Partes del ejercicio —
(a) Contesta estas preguntas a partir del extracto sobre las pensiones en Alemania.
(i) ¿En qué año se hizo la reforma laboral de Gerhard Schröder?
(ii) ¿Cuántos parados había cuando Schröder no pudo posponer esa reforma?
(iii) ¿Qué cátedra ocupa Veronika Grimm?
(b) Transcribe del extracto sobre las pensiones en Alemania el tramo que va desde "Sin embargo, el" hasta "del Estado social.".
(c) Indica si cada afirmación coincide con el extracto sobre las pensiones en Alemania y cita las palabras del texto que lo deciden.
(i) La reforma de Schröder aumentó la popularidad del SPD.
(ii) Grimm propone aumentar la edad a la que la gente se jubila en la práctica.
(iii) Los países de la UE se encuentran en situaciones demográficas muy distintas entre sí.

Extracto —
----------

Sin embargo, el consejo es consciente de que sus propuestas no se implementarán por falta de aceptación. “Los políticos que se atrevan a hacerlo no resistirán las elecciones siguientes”. El futuro de las pensiones es un reto político tan controvertido que se pospone una y otra vez para la siguiente legislatura. “Lo pospondremos hasta que Alemania no pueda más”. Schnitzer lo compara con la reforma laboral del canciller socialdemócrata Gerhard Schröder (SPD) en 2003. No lo podía posponer porque había 5 millones de parados. La reforma costó al SPD su popularidad, pues recortaba prestaciones y forzaba a trabajar, pero fue una reforma necesaria desde el punto de vista de la sostenibilidad del Estado social.

También Veronika Grimm, catedrática de Teoría Económica y miembro del consejo de 5 sabios, explica cómo quiere resolver Alemania su problema demográfico y la sostenibilidad de su sistema de pensiones. A raíz del cambio demográfico caerá la población activa, lo que agravará el problema de la falta de personal cualificado. Grimm dice que “habrá que movilizar a las mujeres, que a menudo solo trabajan a media jornada, habrá que reciclar y formar continuamente a los empleados, aumentar la edad a la que realmente la gente se jubila, y también habrá que apostar por la inmigración.” La clave estará en atraer a trabajadores de países de fuera de Europa porque en la UE todos los países están en una situación demográfica similar. Asimismo, “Alemania deberá mejorar su perfil como país de emigración y organizar la acogida según sus necesidades.”

----------

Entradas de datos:
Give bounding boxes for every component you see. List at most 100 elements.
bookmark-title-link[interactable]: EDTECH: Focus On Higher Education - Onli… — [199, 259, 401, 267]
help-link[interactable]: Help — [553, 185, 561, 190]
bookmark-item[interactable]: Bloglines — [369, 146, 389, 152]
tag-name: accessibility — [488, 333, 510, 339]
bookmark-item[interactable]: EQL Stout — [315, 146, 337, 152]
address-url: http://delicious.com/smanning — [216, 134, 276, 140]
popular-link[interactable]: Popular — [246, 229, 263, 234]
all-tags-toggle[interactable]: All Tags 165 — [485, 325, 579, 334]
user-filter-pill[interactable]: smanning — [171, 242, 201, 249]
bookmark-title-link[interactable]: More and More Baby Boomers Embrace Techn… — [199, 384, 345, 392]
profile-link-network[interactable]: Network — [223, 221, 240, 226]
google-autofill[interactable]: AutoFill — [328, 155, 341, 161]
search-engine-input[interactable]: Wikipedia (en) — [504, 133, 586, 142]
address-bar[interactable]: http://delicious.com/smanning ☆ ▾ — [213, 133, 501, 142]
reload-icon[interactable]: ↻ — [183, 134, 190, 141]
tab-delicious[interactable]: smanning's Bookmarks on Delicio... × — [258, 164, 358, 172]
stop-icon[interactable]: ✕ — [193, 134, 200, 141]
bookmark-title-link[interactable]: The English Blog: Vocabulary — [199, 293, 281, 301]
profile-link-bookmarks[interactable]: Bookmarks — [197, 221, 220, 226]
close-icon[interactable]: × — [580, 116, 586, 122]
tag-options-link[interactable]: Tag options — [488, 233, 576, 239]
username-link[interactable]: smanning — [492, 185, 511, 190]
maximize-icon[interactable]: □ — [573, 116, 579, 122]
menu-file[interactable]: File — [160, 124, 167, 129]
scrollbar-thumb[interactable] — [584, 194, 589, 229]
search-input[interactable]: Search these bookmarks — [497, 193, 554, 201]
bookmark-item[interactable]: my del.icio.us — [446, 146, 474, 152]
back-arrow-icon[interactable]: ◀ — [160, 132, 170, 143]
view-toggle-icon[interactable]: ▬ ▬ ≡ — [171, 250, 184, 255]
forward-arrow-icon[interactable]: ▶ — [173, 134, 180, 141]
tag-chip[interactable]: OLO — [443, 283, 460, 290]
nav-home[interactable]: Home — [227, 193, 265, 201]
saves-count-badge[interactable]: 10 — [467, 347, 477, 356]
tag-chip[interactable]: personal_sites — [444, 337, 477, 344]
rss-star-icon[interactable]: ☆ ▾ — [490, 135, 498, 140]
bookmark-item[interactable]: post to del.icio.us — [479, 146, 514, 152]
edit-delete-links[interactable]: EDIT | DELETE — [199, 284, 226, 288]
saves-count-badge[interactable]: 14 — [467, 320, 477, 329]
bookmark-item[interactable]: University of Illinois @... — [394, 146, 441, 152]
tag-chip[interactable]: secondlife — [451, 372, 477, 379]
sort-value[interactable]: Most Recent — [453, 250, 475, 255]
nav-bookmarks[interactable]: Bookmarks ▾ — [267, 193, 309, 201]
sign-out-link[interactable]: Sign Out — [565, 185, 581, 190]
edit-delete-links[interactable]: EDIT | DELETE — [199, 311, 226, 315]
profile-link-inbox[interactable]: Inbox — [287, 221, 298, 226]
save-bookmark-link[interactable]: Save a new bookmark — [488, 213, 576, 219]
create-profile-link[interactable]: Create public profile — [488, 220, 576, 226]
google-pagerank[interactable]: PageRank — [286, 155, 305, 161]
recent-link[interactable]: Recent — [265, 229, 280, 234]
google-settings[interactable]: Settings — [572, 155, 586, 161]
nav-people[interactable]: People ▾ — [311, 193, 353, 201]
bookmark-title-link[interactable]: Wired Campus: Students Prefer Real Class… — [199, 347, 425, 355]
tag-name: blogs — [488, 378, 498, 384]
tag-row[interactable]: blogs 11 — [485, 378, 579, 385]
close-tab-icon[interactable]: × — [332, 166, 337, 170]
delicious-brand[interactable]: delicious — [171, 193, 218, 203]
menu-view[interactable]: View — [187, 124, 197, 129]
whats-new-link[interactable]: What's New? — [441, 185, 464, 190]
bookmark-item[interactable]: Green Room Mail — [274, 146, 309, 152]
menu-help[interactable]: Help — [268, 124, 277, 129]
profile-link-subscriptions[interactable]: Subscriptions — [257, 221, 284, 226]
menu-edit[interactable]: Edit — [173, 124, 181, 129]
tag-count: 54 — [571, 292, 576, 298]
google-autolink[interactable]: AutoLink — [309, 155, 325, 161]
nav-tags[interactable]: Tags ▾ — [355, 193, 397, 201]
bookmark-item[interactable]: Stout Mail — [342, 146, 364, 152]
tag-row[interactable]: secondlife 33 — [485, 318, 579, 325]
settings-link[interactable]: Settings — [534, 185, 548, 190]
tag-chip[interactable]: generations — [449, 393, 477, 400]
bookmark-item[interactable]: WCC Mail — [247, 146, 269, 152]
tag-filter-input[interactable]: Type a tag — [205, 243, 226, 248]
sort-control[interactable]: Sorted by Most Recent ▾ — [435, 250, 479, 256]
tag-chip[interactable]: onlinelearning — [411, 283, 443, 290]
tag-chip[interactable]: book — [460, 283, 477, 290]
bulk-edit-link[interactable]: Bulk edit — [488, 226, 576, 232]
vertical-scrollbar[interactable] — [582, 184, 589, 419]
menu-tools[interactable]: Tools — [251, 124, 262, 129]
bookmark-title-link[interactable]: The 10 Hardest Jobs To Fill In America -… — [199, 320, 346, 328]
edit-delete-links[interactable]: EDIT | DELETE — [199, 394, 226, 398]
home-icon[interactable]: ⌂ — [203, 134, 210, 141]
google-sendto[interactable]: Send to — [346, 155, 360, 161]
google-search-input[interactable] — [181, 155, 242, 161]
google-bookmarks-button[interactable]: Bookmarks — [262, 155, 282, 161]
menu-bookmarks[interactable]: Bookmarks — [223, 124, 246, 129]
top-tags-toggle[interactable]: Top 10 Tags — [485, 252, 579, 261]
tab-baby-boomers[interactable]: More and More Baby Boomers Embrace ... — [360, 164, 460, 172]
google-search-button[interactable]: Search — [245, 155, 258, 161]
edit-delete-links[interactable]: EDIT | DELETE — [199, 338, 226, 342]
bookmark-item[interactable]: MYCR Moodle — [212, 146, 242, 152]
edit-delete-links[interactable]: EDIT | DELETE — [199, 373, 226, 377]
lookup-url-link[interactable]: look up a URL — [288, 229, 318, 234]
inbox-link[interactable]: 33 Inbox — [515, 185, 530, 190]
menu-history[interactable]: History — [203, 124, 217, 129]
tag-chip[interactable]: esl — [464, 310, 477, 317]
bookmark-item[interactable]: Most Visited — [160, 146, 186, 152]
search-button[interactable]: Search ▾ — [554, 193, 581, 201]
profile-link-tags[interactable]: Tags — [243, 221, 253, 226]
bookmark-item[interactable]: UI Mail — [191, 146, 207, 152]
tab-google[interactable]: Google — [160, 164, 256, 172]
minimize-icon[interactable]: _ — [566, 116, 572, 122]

----------

Resultados por tarea —
(a)
(i) En 2003.
(ii) 5 millones.
(iii) La de Teoría Económica.

(b)
Sin embargo, el consejo es consciente de que sus propuestas no se implementarán por falta de aceptación. “Los políticos que se atrevan a hacerlo no resistirán las elecciones siguientes”. El futuro de las pensiones es un reto político tan controvertido que se pospone una y otra vez para la siguiente legislatura. “Lo pospondremos hasta que Alemania no pueda más”. Schnitzer lo compara con la reforma laboral del canciller socialdemócrata Gerhard Schröder (SPD) en 2003. No lo podía posponer porque había 5 millones de parados. La reforma costó al SPD su popularidad, pues recortaba prestaciones y forzaba a trabajar, pero fue una reforma necesaria desde el punto de vista de la sostenibilidad del Estado social.

(c)
(i) No: «La reforma costó al SPD su popularidad».
(ii) Sí: «aumentar la edad a la que realmente la gente se jubila».
(iii) No: «en la UE todos los países están en una situación demográfica similar».